** BEGIN TASK DATA **
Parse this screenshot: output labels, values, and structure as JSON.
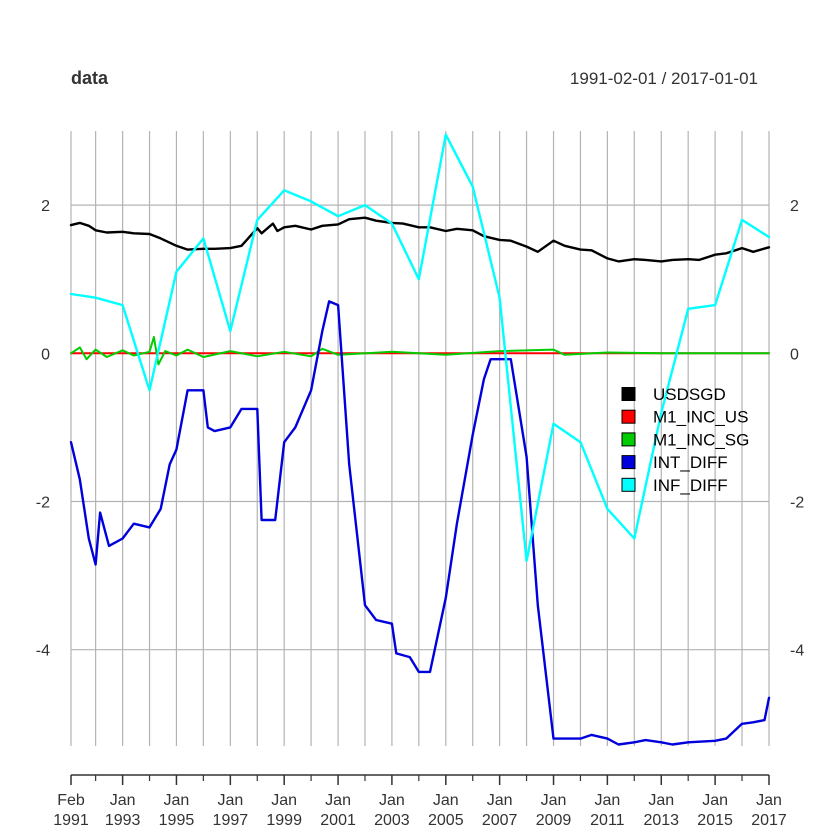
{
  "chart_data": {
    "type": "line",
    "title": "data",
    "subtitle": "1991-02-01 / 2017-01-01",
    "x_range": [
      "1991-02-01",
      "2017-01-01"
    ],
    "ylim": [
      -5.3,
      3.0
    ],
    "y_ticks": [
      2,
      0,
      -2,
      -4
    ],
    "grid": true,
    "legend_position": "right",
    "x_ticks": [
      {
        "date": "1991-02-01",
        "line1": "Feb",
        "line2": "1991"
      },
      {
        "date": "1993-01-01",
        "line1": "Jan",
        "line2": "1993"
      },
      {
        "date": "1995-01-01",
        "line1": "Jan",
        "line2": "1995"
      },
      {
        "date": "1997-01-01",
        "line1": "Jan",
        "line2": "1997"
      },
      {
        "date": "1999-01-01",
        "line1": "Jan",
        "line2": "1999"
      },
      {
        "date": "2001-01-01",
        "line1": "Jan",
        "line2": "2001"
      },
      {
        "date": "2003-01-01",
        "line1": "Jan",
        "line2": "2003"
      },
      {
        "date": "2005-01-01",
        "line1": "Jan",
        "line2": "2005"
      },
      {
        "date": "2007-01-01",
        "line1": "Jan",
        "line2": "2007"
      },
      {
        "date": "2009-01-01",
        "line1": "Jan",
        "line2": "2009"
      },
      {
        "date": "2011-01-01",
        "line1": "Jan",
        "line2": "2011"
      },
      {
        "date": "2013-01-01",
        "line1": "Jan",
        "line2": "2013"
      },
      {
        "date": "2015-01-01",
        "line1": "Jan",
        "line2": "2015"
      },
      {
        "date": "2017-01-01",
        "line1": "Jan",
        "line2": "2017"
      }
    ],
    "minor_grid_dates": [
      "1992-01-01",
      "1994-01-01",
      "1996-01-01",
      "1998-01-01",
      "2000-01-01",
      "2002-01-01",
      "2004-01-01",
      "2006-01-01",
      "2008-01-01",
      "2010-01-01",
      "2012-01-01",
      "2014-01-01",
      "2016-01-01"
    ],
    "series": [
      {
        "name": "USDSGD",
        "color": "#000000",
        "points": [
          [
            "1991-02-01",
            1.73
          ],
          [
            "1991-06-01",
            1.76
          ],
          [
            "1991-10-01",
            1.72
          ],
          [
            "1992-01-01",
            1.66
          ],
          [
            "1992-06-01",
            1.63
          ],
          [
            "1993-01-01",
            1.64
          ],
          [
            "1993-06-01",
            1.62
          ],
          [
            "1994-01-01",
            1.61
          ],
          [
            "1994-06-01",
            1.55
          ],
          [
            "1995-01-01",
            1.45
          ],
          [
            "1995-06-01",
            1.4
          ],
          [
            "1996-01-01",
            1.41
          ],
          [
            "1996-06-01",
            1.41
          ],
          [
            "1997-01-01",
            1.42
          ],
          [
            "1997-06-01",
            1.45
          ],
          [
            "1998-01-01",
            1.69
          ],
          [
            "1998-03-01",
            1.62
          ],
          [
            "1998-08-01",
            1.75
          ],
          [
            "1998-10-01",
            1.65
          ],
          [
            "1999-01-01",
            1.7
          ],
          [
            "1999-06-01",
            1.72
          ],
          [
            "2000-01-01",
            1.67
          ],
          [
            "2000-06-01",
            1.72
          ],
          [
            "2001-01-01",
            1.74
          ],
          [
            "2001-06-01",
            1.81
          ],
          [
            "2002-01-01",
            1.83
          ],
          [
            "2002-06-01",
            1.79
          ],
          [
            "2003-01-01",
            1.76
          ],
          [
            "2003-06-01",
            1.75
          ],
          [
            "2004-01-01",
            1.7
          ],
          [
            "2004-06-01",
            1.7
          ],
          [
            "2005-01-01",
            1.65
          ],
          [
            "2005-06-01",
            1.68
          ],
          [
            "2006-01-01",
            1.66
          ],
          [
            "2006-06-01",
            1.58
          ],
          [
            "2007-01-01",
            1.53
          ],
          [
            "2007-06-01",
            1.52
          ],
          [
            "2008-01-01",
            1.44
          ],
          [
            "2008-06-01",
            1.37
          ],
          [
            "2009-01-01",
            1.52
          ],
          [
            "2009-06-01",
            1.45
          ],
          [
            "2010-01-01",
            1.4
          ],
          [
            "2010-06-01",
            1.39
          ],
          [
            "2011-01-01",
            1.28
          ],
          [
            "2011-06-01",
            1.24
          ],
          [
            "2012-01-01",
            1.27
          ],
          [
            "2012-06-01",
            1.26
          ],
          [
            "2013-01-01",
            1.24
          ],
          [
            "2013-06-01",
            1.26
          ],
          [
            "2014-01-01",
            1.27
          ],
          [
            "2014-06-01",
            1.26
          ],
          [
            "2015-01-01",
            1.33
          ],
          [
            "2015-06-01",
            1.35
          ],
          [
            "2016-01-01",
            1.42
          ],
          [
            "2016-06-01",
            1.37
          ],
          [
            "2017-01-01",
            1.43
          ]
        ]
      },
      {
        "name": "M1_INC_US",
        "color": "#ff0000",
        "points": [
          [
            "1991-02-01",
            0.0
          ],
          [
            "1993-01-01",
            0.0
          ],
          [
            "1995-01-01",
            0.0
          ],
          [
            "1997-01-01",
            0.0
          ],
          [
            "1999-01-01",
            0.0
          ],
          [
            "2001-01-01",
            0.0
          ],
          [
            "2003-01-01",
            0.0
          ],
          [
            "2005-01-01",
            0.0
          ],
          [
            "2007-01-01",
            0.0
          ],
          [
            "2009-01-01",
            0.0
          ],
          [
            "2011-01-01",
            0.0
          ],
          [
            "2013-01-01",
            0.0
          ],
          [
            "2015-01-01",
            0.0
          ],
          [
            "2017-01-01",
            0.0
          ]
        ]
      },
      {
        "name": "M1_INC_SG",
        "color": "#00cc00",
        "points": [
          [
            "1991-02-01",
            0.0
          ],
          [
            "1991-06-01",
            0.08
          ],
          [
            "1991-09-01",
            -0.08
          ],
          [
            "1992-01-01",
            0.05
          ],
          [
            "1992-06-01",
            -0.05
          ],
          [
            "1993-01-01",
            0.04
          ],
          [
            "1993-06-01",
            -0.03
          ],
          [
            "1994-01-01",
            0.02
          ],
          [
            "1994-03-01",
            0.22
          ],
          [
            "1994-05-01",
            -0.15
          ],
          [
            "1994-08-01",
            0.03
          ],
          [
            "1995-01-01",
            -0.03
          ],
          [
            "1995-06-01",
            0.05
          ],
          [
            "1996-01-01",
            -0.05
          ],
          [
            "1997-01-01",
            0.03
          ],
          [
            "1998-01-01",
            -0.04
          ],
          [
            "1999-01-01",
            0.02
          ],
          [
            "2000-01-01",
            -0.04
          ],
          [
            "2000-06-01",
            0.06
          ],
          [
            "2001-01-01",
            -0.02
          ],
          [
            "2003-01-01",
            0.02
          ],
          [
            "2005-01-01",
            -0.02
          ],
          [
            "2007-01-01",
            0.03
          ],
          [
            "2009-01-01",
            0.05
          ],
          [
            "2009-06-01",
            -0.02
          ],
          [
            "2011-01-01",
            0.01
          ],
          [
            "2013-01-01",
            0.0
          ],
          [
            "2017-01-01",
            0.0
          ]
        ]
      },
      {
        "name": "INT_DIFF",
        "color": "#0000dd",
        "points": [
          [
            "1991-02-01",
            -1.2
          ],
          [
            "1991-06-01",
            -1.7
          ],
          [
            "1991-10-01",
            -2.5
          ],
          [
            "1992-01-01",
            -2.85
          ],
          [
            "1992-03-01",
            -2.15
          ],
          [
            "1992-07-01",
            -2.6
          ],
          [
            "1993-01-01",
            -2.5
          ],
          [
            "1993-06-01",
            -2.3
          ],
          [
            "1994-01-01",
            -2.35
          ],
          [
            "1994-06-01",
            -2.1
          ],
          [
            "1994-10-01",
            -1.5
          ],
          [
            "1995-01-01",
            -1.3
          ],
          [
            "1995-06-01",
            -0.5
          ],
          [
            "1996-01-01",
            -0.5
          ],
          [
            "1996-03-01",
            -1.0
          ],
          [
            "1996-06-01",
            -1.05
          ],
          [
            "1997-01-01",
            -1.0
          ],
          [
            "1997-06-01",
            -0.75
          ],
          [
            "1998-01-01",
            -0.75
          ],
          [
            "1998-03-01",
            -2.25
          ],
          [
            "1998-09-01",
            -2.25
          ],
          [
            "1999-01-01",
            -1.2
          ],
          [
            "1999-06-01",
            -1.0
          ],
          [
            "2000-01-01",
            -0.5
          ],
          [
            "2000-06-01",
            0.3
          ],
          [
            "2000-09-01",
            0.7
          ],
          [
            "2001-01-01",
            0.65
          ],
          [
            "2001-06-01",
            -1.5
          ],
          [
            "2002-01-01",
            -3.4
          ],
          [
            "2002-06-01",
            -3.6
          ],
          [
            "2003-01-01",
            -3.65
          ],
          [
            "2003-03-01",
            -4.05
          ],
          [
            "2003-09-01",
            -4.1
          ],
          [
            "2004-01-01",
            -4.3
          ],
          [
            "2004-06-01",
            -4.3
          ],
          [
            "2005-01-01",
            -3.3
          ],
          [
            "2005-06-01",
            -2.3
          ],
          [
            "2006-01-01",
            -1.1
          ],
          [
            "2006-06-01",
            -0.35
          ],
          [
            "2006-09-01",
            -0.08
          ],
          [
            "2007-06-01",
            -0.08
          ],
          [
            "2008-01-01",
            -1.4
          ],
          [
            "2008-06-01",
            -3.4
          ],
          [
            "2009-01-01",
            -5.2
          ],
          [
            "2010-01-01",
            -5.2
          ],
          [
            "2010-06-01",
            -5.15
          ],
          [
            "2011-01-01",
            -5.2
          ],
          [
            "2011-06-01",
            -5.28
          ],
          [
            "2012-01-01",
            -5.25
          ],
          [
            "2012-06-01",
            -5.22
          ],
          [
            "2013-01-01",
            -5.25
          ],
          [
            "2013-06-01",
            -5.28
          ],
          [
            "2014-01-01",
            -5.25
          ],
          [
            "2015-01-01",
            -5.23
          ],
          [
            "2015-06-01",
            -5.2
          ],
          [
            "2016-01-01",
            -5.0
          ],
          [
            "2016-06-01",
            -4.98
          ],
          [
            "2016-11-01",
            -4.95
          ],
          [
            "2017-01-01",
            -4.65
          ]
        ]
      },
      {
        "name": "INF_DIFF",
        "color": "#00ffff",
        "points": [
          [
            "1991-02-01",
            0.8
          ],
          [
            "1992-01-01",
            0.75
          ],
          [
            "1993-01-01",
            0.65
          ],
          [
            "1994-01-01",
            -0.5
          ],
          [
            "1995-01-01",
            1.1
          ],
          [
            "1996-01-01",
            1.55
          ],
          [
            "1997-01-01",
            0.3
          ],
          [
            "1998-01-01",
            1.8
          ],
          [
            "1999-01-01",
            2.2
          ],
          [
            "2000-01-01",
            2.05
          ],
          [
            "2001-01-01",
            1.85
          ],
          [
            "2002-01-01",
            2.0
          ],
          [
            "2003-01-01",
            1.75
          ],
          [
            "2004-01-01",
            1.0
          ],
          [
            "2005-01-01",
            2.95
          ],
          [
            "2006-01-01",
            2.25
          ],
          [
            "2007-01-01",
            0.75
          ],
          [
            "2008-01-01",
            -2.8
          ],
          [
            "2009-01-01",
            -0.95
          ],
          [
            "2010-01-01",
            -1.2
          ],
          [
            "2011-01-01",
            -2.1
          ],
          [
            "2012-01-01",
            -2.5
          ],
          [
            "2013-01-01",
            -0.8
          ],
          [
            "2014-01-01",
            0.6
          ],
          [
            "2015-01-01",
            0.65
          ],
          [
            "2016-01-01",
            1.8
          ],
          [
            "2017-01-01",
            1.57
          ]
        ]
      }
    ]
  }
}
** END TASK DATA **
STATED GOAL | From the records above, pull out each line that has "name".

REPLY |
        "name": "USDSGD",
        "name": "M1_INC_US",
        "name": "M1_INC_SG",
        "name": "INT_DIFF",
        "name": "INF_DIFF",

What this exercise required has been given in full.